--- SHORT PROBLEM ---
Copy all lines in which the word "Staff" can be found.

*** LISTING ***

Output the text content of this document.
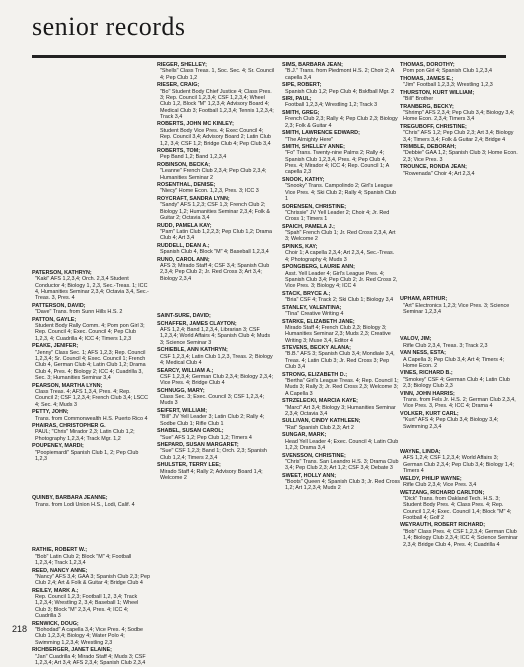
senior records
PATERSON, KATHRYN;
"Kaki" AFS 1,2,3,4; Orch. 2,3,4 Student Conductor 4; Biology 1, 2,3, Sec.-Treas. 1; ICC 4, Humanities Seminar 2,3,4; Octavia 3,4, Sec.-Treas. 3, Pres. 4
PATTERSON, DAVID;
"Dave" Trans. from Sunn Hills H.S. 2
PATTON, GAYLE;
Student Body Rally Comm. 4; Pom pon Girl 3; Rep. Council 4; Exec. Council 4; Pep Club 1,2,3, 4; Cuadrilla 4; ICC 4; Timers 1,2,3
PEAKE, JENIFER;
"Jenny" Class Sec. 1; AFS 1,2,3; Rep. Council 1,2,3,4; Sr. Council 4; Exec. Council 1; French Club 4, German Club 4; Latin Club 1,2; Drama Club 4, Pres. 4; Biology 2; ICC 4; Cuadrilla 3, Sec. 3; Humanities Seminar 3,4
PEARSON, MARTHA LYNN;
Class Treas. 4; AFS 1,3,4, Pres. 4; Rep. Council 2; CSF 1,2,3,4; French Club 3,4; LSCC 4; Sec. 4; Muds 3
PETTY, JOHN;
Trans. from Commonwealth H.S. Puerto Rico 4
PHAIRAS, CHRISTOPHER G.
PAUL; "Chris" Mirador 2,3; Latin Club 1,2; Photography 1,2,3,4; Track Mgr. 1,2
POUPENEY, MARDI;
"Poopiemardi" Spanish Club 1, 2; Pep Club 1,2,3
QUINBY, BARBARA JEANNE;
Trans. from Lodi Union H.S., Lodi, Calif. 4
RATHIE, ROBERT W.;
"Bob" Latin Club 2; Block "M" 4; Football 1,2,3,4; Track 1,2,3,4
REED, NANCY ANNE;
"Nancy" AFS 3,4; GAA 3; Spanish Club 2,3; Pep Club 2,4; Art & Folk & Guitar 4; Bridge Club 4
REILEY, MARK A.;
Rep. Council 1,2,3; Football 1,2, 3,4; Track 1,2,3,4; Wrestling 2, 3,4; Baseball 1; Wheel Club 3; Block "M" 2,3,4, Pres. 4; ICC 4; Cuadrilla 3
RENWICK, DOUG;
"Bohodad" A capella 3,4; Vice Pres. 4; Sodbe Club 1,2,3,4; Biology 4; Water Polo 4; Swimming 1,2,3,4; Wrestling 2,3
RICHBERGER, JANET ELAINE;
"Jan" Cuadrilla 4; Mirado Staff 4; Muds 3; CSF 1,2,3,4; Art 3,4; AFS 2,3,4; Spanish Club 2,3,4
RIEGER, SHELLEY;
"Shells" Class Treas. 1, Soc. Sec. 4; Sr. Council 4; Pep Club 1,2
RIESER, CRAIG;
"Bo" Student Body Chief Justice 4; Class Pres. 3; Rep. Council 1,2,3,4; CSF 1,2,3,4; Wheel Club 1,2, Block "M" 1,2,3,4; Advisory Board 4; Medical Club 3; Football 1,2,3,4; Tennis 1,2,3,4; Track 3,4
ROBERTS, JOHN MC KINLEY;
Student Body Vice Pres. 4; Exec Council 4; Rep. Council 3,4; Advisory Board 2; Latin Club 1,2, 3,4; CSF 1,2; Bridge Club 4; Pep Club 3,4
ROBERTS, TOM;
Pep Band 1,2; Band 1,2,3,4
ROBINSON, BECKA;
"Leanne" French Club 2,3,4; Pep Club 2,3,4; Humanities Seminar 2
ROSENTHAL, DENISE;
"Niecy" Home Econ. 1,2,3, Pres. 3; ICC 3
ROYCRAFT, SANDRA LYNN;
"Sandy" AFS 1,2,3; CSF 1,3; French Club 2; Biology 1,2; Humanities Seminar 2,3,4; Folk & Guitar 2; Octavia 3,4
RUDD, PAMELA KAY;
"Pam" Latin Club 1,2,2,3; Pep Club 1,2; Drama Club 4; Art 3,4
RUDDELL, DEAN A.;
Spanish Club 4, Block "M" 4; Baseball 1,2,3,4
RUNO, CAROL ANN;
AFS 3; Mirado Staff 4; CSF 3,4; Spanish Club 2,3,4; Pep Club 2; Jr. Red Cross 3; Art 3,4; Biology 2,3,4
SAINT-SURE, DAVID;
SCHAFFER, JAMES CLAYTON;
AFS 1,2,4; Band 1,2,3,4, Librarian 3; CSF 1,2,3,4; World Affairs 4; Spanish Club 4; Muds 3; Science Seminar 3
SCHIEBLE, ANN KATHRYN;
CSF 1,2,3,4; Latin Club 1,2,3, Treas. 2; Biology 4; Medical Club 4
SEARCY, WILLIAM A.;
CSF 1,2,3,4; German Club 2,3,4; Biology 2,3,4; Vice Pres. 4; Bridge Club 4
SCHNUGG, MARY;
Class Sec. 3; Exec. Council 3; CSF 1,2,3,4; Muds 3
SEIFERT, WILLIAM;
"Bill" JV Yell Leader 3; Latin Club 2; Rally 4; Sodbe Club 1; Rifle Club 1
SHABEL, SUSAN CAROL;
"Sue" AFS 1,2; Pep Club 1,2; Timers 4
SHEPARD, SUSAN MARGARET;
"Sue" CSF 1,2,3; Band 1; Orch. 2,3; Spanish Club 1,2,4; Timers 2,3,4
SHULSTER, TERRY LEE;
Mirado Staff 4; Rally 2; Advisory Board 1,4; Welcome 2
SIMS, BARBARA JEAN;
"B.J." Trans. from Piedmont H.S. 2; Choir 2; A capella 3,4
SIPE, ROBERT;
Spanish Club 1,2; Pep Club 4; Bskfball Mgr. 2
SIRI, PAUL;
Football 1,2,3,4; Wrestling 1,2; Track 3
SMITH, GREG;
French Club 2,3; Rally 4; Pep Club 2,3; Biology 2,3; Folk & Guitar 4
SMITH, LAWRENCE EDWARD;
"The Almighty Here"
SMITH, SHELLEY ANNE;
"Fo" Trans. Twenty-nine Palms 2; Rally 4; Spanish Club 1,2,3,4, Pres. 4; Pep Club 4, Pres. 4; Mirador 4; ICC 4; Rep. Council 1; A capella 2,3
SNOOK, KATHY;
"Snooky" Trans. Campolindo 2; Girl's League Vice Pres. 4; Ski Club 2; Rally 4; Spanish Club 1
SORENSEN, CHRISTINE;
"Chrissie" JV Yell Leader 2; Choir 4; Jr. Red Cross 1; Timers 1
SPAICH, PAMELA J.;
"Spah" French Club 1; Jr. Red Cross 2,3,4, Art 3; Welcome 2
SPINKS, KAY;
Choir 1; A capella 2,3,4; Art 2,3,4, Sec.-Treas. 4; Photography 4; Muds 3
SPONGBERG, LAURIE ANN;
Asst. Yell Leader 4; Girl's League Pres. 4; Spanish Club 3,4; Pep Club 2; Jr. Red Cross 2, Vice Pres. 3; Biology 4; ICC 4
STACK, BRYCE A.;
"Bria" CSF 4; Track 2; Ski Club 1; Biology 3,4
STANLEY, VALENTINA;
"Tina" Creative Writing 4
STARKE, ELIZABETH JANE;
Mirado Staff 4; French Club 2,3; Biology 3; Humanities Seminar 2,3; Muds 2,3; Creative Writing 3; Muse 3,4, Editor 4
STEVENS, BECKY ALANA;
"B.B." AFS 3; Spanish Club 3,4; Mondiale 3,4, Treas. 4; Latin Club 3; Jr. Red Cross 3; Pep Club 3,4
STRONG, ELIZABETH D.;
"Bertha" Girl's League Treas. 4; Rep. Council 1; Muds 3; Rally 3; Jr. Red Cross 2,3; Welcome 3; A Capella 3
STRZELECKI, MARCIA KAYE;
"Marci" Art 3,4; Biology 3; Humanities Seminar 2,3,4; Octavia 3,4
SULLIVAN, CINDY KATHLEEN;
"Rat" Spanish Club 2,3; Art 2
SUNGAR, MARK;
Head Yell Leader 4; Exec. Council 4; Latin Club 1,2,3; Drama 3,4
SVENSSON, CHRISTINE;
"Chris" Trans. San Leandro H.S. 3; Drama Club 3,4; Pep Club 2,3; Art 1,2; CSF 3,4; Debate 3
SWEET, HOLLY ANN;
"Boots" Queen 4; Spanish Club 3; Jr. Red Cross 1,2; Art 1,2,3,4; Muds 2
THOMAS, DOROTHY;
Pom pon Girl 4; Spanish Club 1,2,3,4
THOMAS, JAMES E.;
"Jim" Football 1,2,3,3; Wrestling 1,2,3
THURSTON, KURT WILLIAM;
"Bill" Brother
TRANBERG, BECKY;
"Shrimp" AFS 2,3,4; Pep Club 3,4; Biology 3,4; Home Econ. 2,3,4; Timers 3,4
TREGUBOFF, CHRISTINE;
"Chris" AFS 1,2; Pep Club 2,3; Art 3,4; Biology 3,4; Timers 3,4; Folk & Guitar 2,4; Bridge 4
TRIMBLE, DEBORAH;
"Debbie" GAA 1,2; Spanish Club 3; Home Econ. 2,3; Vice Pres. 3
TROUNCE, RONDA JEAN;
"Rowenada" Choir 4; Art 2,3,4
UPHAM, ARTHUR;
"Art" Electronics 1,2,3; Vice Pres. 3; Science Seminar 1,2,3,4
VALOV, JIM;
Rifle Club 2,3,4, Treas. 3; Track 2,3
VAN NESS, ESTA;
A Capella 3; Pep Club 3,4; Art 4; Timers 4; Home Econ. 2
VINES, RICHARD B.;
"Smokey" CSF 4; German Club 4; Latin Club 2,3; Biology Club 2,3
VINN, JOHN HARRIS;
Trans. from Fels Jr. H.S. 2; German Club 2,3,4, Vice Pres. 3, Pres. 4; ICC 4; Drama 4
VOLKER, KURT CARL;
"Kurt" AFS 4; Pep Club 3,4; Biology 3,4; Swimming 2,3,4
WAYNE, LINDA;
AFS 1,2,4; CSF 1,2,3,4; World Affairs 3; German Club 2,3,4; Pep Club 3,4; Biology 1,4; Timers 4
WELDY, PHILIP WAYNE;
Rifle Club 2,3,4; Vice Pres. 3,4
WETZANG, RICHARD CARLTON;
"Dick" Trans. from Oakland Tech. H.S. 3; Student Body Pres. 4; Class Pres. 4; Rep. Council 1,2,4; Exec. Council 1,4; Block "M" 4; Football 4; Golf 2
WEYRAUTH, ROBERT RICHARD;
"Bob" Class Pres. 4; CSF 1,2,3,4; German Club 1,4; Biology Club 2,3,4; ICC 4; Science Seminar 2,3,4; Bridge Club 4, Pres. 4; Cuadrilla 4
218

***

--- RESULT OF THIS TASK ---
"Jan" Cuadrilla 4; Mirado Staff 4; Muds 3; CSF 1,2,3,4; Art 3,4; AFS 2,3,4; Spanish Club 2,3,4
AFS 3; Mirado Staff 4; CSF 3,4; Spanish Club 2,3,4; Pep Club 2; Jr. Red Cross 3; Art 3,4; Biology 2,3,4
Mirado Staff 4; Rally 2; Advisory Board 1,4; Welcome 2
Mirado Staff 4; French Club 2,3; Biology 3; Humanities Seminar 2,3; Muds 2,3; Creative Writing 3; Muse 3,4, Editor 4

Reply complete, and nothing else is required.